:: Given request ::
Report how many lines hold the word "JSON"; give nothing but the number.

(Dataset records on visual material)
........

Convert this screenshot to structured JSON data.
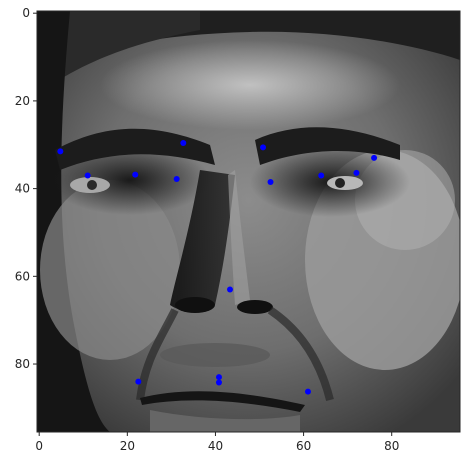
{
  "chart_data": {
    "type": "scatter",
    "title": "",
    "xlabel": "",
    "ylabel": "",
    "xlim": [
      -0.5,
      95.5
    ],
    "ylim": [
      95.5,
      -0.5
    ],
    "y_inverted": true,
    "x_ticks": [
      0,
      20,
      40,
      60,
      80
    ],
    "y_ticks": [
      0,
      20,
      40,
      60,
      80
    ],
    "x_tick_labels": [
      "0",
      "20",
      "40",
      "60",
      "80"
    ],
    "y_tick_labels": [
      "0",
      "20",
      "40",
      "60",
      "80"
    ],
    "grid": false,
    "legend": "none",
    "background_image": "grayscale face photograph (96x96 pixels)",
    "marker_color": "#0000ff",
    "points": [
      {
        "x": 4.8,
        "y": 31.5
      },
      {
        "x": 11.0,
        "y": 37.0
      },
      {
        "x": 21.8,
        "y": 36.8
      },
      {
        "x": 31.2,
        "y": 37.8
      },
      {
        "x": 32.7,
        "y": 29.6
      },
      {
        "x": 50.8,
        "y": 30.6
      },
      {
        "x": 52.5,
        "y": 38.5
      },
      {
        "x": 64.0,
        "y": 37.0
      },
      {
        "x": 72.0,
        "y": 36.4
      },
      {
        "x": 76.0,
        "y": 33.0
      },
      {
        "x": 43.3,
        "y": 63.0
      },
      {
        "x": 22.5,
        "y": 84.0
      },
      {
        "x": 40.8,
        "y": 83.0
      },
      {
        "x": 40.8,
        "y": 84.2
      },
      {
        "x": 61.0,
        "y": 86.3
      }
    ]
  }
}
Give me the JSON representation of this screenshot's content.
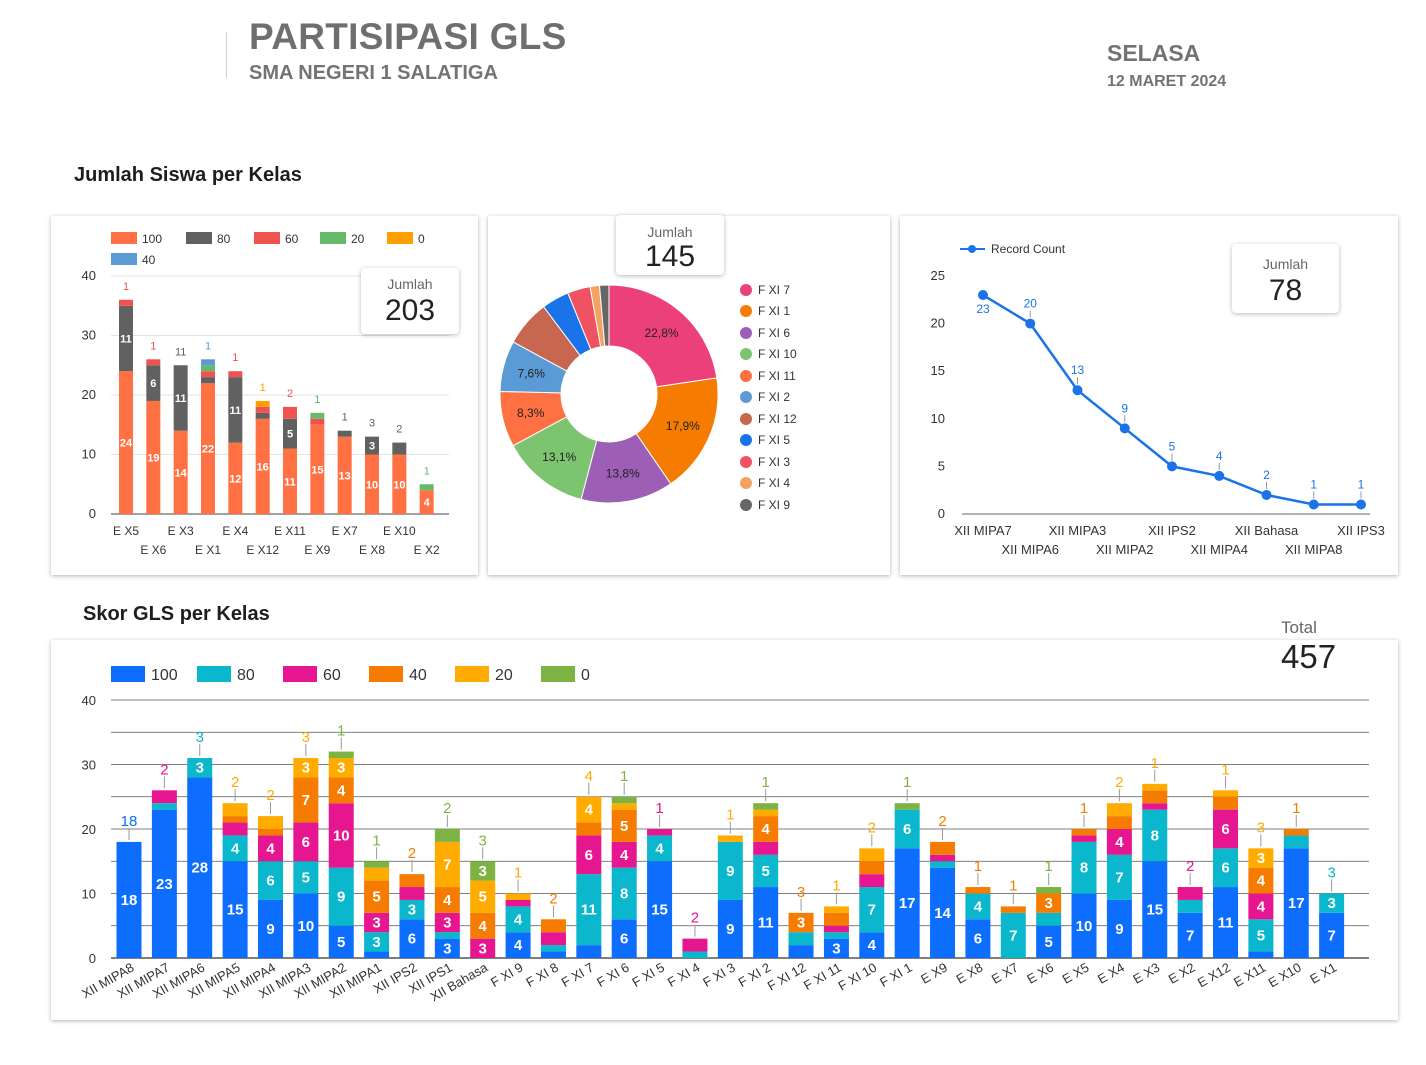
{
  "header": {
    "title": "PARTISIPASI GLS",
    "subtitle": "SMA NEGERI 1 SALATIGA",
    "day": "SELASA",
    "date": "12 MARET 2024"
  },
  "section1_title": "Jumlah Siswa per Kelas",
  "section2_title": "Skor GLS per Kelas",
  "colors": {
    "c100": "#ff7043",
    "c80": "#616161",
    "c60": "#ef5350",
    "c20": "#66bb6a",
    "c0": "#ffa000",
    "c40": "#5c9bd5",
    "s100": "#0d6efd",
    "s80": "#0ab7cc",
    "s60": "#e5168f",
    "s40": "#f57c00",
    "s20": "#ffab00",
    "s0": "#7cb342"
  },
  "chart_data": [
    {
      "type": "bar",
      "stacked": true,
      "title": "Jumlah Siswa per Kelas",
      "score_label": "Jumlah",
      "score_value": "203",
      "ylim": [
        0,
        40
      ],
      "yticks": [
        0,
        10,
        20,
        30,
        40
      ],
      "grid": true,
      "legend_position": "top-left",
      "categories": [
        "E X5",
        "E X6",
        "E X3",
        "E X1",
        "E X4",
        "E X12",
        "E X11",
        "E X9",
        "E X7",
        "E X8",
        "E X10",
        "E X2"
      ],
      "series": [
        {
          "name": "100",
          "values": [
            24,
            19,
            14,
            22,
            12,
            16,
            11,
            15,
            13,
            10,
            10,
            4
          ]
        },
        {
          "name": "80",
          "values": [
            11,
            6,
            11,
            1,
            11,
            1,
            5,
            0,
            1,
            3,
            2,
            0
          ]
        },
        {
          "name": "60",
          "values": [
            1,
            1,
            0,
            1,
            1,
            1,
            2,
            1,
            0,
            0,
            0,
            0
          ]
        },
        {
          "name": "20",
          "values": [
            0,
            0,
            0,
            1,
            0,
            0,
            0,
            1,
            0,
            0,
            0,
            1
          ]
        },
        {
          "name": "0",
          "values": [
            0,
            0,
            0,
            0,
            0,
            1,
            0,
            0,
            0,
            0,
            0,
            0
          ]
        },
        {
          "name": "40",
          "values": [
            0,
            0,
            0,
            1,
            0,
            0,
            0,
            0,
            0,
            0,
            0,
            0
          ]
        }
      ]
    },
    {
      "type": "pie",
      "donut": true,
      "score_label": "Jumlah",
      "score_value": "145",
      "legend_position": "right",
      "slices": [
        {
          "label": "F XI 7",
          "value": 22.8,
          "pct": "22,8%"
        },
        {
          "label": "F XI 1",
          "value": 17.9,
          "pct": "17,9%"
        },
        {
          "label": "F XI 6",
          "value": 13.8,
          "pct": "13,8%"
        },
        {
          "label": "F XI 10",
          "value": 13.1,
          "pct": "13,1%"
        },
        {
          "label": "F XI 11",
          "value": 8.3,
          "pct": "8,3%"
        },
        {
          "label": "F XI 2",
          "value": 7.6,
          "pct": "7,6%"
        },
        {
          "label": "F XI 12",
          "value": 6.9,
          "pct": ""
        },
        {
          "label": "F XI 5",
          "value": 4.1,
          "pct": ""
        },
        {
          "label": "F XI 3",
          "value": 3.4,
          "pct": ""
        },
        {
          "label": "F XI 4",
          "value": 1.4,
          "pct": ""
        },
        {
          "label": "F XI 9",
          "value": 1.4,
          "pct": ""
        }
      ],
      "colors": [
        "#ec407a",
        "#f57c00",
        "#9c5fb5",
        "#7cc46f",
        "#ff7043",
        "#5b9bd5",
        "#c8674f",
        "#1a73e8",
        "#ef5361",
        "#f4a261",
        "#666666"
      ]
    },
    {
      "type": "line",
      "score_label": "Jumlah",
      "score_value": "78",
      "ylim": [
        0,
        25
      ],
      "yticks": [
        0,
        5,
        10,
        15,
        20,
        25
      ],
      "legend_position": "top-left",
      "series_name": "Record Count",
      "color": "#1a73e8",
      "categories": [
        "XII MIPA7",
        "XII MIPA6",
        "XII MIPA3",
        "XII MIPA2",
        "XII IPS2",
        "XII MIPA4",
        "XII Bahasa",
        "XII MIPA8",
        "XII IPS3"
      ],
      "values": [
        23,
        20,
        13,
        9,
        5,
        4,
        2,
        1,
        1
      ]
    },
    {
      "type": "bar",
      "stacked": true,
      "title": "Skor GLS per Kelas",
      "total_label": "Total",
      "total_value": "457",
      "ylim": [
        0,
        40
      ],
      "yticks": [
        0,
        10,
        20,
        30,
        40
      ],
      "grid": true,
      "legend_position": "top-left",
      "categories": [
        "XII MIPA8",
        "XII MIPA7",
        "XII MIPA6",
        "XII MIPA5",
        "XII MIPA4",
        "XII MIPA3",
        "XII MIPA2",
        "XII MIPA1",
        "XII IPS2",
        "XII IPS1",
        "XII Bahasa",
        "F XI 9",
        "F XI 8",
        "F XI 7",
        "F XI 6",
        "F XI 5",
        "F XI 4",
        "F XI 3",
        "F XI 2",
        "F XI 12",
        "F XI 11",
        "F XI 10",
        "F XI 1",
        "E X9",
        "E X8",
        "E X7",
        "E X6",
        "E X5",
        "E X4",
        "E X3",
        "E X2",
        "E X12",
        "E X11",
        "E X10",
        "E X1"
      ],
      "series": [
        {
          "name": "100",
          "values": [
            18,
            23,
            28,
            15,
            9,
            10,
            5,
            1,
            6,
            3,
            0,
            4,
            1,
            2,
            6,
            15,
            0,
            9,
            11,
            2,
            3,
            4,
            17,
            14,
            6,
            0,
            5,
            10,
            9,
            15,
            7,
            11,
            1,
            17,
            7
          ]
        },
        {
          "name": "80",
          "values": [
            0,
            1,
            3,
            4,
            6,
            5,
            9,
            3,
            3,
            1,
            0,
            4,
            1,
            11,
            8,
            4,
            1,
            9,
            5,
            2,
            1,
            7,
            6,
            1,
            4,
            7,
            2,
            8,
            7,
            8,
            2,
            6,
            5,
            2,
            3
          ]
        },
        {
          "name": "60",
          "values": [
            0,
            2,
            0,
            2,
            4,
            6,
            10,
            3,
            2,
            3,
            3,
            1,
            2,
            6,
            4,
            1,
            2,
            0,
            2,
            0,
            1,
            2,
            0,
            1,
            0,
            0,
            0,
            1,
            4,
            1,
            2,
            6,
            4,
            0,
            0
          ]
        },
        {
          "name": "40",
          "values": [
            0,
            0,
            0,
            1,
            1,
            7,
            4,
            5,
            2,
            4,
            4,
            0,
            2,
            2,
            5,
            0,
            0,
            0,
            4,
            3,
            2,
            2,
            0,
            2,
            1,
            1,
            3,
            1,
            2,
            2,
            0,
            2,
            4,
            1,
            0
          ]
        },
        {
          "name": "20",
          "values": [
            0,
            0,
            0,
            2,
            2,
            3,
            3,
            2,
            0,
            7,
            5,
            1,
            0,
            4,
            1,
            0,
            0,
            1,
            1,
            0,
            1,
            2,
            0,
            0,
            0,
            0,
            0,
            0,
            2,
            1,
            0,
            1,
            3,
            0,
            0
          ]
        },
        {
          "name": "0",
          "values": [
            0,
            0,
            0,
            0,
            0,
            0,
            1,
            1,
            0,
            2,
            3,
            0,
            0,
            0,
            1,
            0,
            0,
            0,
            1,
            0,
            0,
            0,
            1,
            0,
            0,
            0,
            1,
            0,
            0,
            0,
            0,
            0,
            0,
            0,
            0
          ]
        }
      ]
    }
  ]
}
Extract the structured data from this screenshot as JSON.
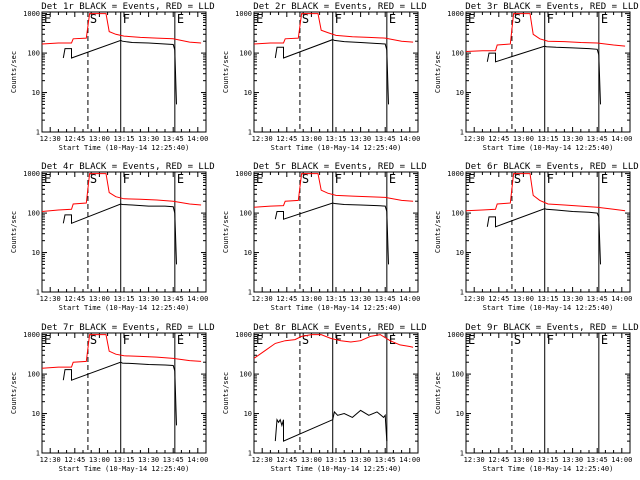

........

:: Expected answer ::
3